TASK TO CARRY OUT |
All of the records below need to be copied exactly.

AVAILABLE DATA |
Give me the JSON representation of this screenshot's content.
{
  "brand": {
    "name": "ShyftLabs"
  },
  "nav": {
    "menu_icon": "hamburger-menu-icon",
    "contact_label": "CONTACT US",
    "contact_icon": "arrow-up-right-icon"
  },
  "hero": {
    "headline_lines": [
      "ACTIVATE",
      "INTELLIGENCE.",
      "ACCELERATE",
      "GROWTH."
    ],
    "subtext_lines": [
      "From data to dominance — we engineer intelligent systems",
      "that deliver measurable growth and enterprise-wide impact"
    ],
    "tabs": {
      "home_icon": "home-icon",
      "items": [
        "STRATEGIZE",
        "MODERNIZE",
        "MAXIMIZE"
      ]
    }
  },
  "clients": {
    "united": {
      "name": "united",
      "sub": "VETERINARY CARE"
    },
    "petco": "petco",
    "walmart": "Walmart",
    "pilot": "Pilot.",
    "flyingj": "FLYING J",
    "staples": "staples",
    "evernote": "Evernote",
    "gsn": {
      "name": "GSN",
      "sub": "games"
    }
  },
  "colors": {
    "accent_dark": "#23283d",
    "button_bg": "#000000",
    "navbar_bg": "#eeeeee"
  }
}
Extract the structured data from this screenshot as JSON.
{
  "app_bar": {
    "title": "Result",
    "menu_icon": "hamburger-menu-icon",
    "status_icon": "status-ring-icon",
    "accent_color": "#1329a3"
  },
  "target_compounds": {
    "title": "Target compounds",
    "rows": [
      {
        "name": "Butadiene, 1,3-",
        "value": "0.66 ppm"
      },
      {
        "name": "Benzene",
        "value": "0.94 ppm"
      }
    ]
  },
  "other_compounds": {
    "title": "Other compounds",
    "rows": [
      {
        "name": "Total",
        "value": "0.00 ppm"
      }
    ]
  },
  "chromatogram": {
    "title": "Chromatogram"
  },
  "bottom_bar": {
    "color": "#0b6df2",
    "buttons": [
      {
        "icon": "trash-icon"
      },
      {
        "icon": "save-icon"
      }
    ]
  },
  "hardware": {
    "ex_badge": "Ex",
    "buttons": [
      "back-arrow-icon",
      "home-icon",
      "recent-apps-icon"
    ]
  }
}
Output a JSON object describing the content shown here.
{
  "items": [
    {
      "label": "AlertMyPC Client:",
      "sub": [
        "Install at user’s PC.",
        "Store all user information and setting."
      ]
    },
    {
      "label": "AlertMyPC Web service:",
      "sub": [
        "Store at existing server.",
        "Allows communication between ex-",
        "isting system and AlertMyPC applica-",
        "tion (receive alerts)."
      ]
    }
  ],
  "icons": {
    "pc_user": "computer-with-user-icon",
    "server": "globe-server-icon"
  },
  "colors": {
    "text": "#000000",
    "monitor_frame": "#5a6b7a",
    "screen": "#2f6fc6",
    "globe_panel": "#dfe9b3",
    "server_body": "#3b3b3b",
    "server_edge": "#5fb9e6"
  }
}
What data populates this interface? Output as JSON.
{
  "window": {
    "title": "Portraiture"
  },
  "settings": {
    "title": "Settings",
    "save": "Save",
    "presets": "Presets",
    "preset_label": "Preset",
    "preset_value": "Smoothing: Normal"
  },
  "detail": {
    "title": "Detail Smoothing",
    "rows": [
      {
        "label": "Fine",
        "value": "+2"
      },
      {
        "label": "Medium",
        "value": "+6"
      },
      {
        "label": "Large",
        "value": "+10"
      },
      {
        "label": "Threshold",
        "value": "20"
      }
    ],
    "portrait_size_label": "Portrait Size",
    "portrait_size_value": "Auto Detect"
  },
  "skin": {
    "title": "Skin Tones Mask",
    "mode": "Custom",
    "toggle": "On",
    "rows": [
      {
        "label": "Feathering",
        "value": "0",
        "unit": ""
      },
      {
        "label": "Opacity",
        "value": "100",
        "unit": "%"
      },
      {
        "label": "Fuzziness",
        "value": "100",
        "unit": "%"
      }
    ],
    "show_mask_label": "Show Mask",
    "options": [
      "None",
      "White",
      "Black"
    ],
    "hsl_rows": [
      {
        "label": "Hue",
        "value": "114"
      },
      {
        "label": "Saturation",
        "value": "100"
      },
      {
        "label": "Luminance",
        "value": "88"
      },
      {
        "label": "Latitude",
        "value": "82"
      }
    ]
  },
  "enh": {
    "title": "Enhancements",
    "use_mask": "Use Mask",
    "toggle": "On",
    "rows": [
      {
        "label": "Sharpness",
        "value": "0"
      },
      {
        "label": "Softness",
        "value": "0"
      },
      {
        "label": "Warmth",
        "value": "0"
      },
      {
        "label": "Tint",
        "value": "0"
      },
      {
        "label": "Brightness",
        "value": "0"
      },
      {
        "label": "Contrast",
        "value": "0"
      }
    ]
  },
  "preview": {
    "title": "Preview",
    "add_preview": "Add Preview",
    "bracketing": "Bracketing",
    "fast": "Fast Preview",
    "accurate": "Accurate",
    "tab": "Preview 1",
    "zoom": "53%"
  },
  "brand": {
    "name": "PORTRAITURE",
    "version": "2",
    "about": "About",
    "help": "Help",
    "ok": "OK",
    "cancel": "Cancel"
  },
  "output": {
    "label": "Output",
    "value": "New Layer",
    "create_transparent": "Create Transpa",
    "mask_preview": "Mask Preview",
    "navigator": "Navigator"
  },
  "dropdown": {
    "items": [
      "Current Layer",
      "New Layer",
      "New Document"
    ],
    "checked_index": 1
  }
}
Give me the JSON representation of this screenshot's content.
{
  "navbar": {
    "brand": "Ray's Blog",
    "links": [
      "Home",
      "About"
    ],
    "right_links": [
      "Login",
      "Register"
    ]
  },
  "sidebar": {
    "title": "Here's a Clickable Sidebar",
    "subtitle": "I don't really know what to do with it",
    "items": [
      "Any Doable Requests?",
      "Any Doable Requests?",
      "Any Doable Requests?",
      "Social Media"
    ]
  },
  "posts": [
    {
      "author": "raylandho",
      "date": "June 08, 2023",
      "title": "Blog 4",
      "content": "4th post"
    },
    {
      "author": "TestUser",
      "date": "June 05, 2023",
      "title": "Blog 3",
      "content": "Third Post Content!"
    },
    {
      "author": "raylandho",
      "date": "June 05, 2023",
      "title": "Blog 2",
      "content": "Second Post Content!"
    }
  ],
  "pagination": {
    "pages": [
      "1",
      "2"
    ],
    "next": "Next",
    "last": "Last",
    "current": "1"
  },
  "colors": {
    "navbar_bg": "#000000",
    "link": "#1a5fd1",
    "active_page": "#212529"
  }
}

IN RESPONSE |
Give me the JSON representation of this screenshot's content.
{
  "brand": {
    "name": "ShyftLabs"
  },
  "nav": {
    "menu_icon": "hamburger-menu-icon",
    "contact_label": "CONTACT US",
    "contact_icon": "arrow-up-right-icon"
  },
  "hero": {
    "headline_lines": [
      "ACTIVATE",
      "INTELLIGENCE.",
      "ACCELERATE",
      "GROWTH."
    ],
    "subtext_lines": [
      "From data to dominance — we engineer intelligent systems",
      "that deliver measurable growth and enterprise-wide impact"
    ],
    "tabs": {
      "home_icon": "home-icon",
      "items": [
        "STRATEGIZE",
        "MODERNIZE",
        "MAXIMIZE"
      ]
    }
  },
  "clients": {
    "united": {
      "name": "united",
      "sub": "VETERINARY CARE"
    },
    "petco": "petco",
    "walmart": "Walmart",
    "pilot": "Pilot.",
    "flyingj": "FLYING J",
    "staples": "staples",
    "evernote": "Evernote",
    "gsn": {
      "name": "GSN",
      "sub": "games"
    }
  },
  "colors": {
    "accent_dark": "#23283d",
    "button_bg": "#000000",
    "navbar_bg": "#eeeeee"
  }
}
Extract the structured data from this screenshot as JSON.
{
  "app_bar": {
    "title": "Result",
    "menu_icon": "hamburger-menu-icon",
    "status_icon": "status-ring-icon",
    "accent_color": "#1329a3"
  },
  "target_compounds": {
    "title": "Target compounds",
    "rows": [
      {
        "name": "Butadiene, 1,3-",
        "value": "0.66 ppm"
      },
      {
        "name": "Benzene",
        "value": "0.94 ppm"
      }
    ]
  },
  "other_compounds": {
    "title": "Other compounds",
    "rows": [
      {
        "name": "Total",
        "value": "0.00 ppm"
      }
    ]
  },
  "chromatogram": {
    "title": "Chromatogram"
  },
  "bottom_bar": {
    "color": "#0b6df2",
    "buttons": [
      {
        "icon": "trash-icon"
      },
      {
        "icon": "save-icon"
      }
    ]
  },
  "hardware": {
    "ex_badge": "Ex",
    "buttons": [
      "back-arrow-icon",
      "home-icon",
      "recent-apps-icon"
    ]
  }
}
Output a JSON object describing the content shown here.
{
  "items": [
    {
      "label": "AlertMyPC Client:",
      "sub": [
        "Install at user’s PC.",
        "Store all user information and setting."
      ]
    },
    {
      "label": "AlertMyPC Web service:",
      "sub": [
        "Store at existing server.",
        "Allows communication between ex-",
        "isting system and AlertMyPC applica-",
        "tion (receive alerts)."
      ]
    }
  ],
  "icons": {
    "pc_user": "computer-with-user-icon",
    "server": "globe-server-icon"
  },
  "colors": {
    "text": "#000000",
    "monitor_frame": "#5a6b7a",
    "screen": "#2f6fc6",
    "globe_panel": "#dfe9b3",
    "server_body": "#3b3b3b",
    "server_edge": "#5fb9e6"
  }
}
What data populates this interface? Output as JSON.
{
  "window": {
    "title": "Portraiture"
  },
  "settings": {
    "title": "Settings",
    "save": "Save",
    "presets": "Presets",
    "preset_label": "Preset",
    "preset_value": "Smoothing: Normal"
  },
  "detail": {
    "title": "Detail Smoothing",
    "rows": [
      {
        "label": "Fine",
        "value": "+2"
      },
      {
        "label": "Medium",
        "value": "+6"
      },
      {
        "label": "Large",
        "value": "+10"
      },
      {
        "label": "Threshold",
        "value": "20"
      }
    ],
    "portrait_size_label": "Portrait Size",
    "portrait_size_value": "Auto Detect"
  },
  "skin": {
    "title": "Skin Tones Mask",
    "mode": "Custom",
    "toggle": "On",
    "rows": [
      {
        "label": "Feathering",
        "value": "0",
        "unit": ""
      },
      {
        "label": "Opacity",
        "value": "100",
        "unit": "%"
      },
      {
        "label": "Fuzziness",
        "value": "100",
        "unit": "%"
      }
    ],
    "show_mask_label": "Show Mask",
    "options": [
      "None",
      "White",
      "Black"
    ],
    "hsl_rows": [
      {
        "label": "Hue",
        "value": "114"
      },
      {
        "label": "Saturation",
        "value": "100"
      },
      {
        "label": "Luminance",
        "value": "88"
      },
      {
        "label": "Latitude",
        "value": "82"
      }
    ]
  },
  "enh": {
    "title": "Enhancements",
    "use_mask": "Use Mask",
    "toggle": "On",
    "rows": [
      {
        "label": "Sharpness",
        "value": "0"
      },
      {
        "label": "Softness",
        "value": "0"
      },
      {
        "label": "Warmth",
        "value": "0"
      },
      {
        "label": "Tint",
        "value": "0"
      },
      {
        "label": "Brightness",
        "value": "0"
      },
      {
        "label": "Contrast",
        "value": "0"
      }
    ]
  },
  "preview": {
    "title": "Preview",
    "add_preview": "Add Preview",
    "bracketing": "Bracketing",
    "fast": "Fast Preview",
    "accurate": "Accurate",
    "tab": "Preview 1",
    "zoom": "53%"
  },
  "brand": {
    "name": "PORTRAITURE",
    "version": "2",
    "about": "About",
    "help": "Help",
    "ok": "OK",
    "cancel": "Cancel"
  },
  "output": {
    "label": "Output",
    "value": "New Layer",
    "create_transparent": "Create Transpa",
    "mask_preview": "Mask Preview",
    "navigator": "Navigator"
  },
  "dropdown": {
    "items": [
      "Current Layer",
      "New Layer",
      "New Document"
    ],
    "checked_index": 1
  }
}
Give me the JSON representation of this screenshot's content.
{
  "navbar": {
    "brand": "Ray's Blog",
    "links": [
      "Home",
      "About"
    ],
    "right_links": [
      "Login",
      "Register"
    ]
  },
  "sidebar": {
    "title": "Here's a Clickable Sidebar",
    "subtitle": "I don't really know what to do with it",
    "items": [
      "Any Doable Requests?",
      "Any Doable Requests?",
      "Any Doable Requests?",
      "Social Media"
    ]
  },
  "posts": [
    {
      "author": "raylandho",
      "date": "June 08, 2023",
      "title": "Blog 4",
      "content": "4th post"
    },
    {
      "author": "TestUser",
      "date": "June 05, 2023",
      "title": "Blog 3",
      "content": "Third Post Content!"
    },
    {
      "author": "raylandho",
      "date": "June 05, 2023",
      "title": "Blog 2",
      "content": "Second Post Content!"
    }
  ],
  "pagination": {
    "pages": [
      "1",
      "2"
    ],
    "next": "Next",
    "last": "Last",
    "current": "1"
  },
  "colors": {
    "navbar_bg": "#000000",
    "link": "#1a5fd1",
    "active_page": "#212529"
  }
}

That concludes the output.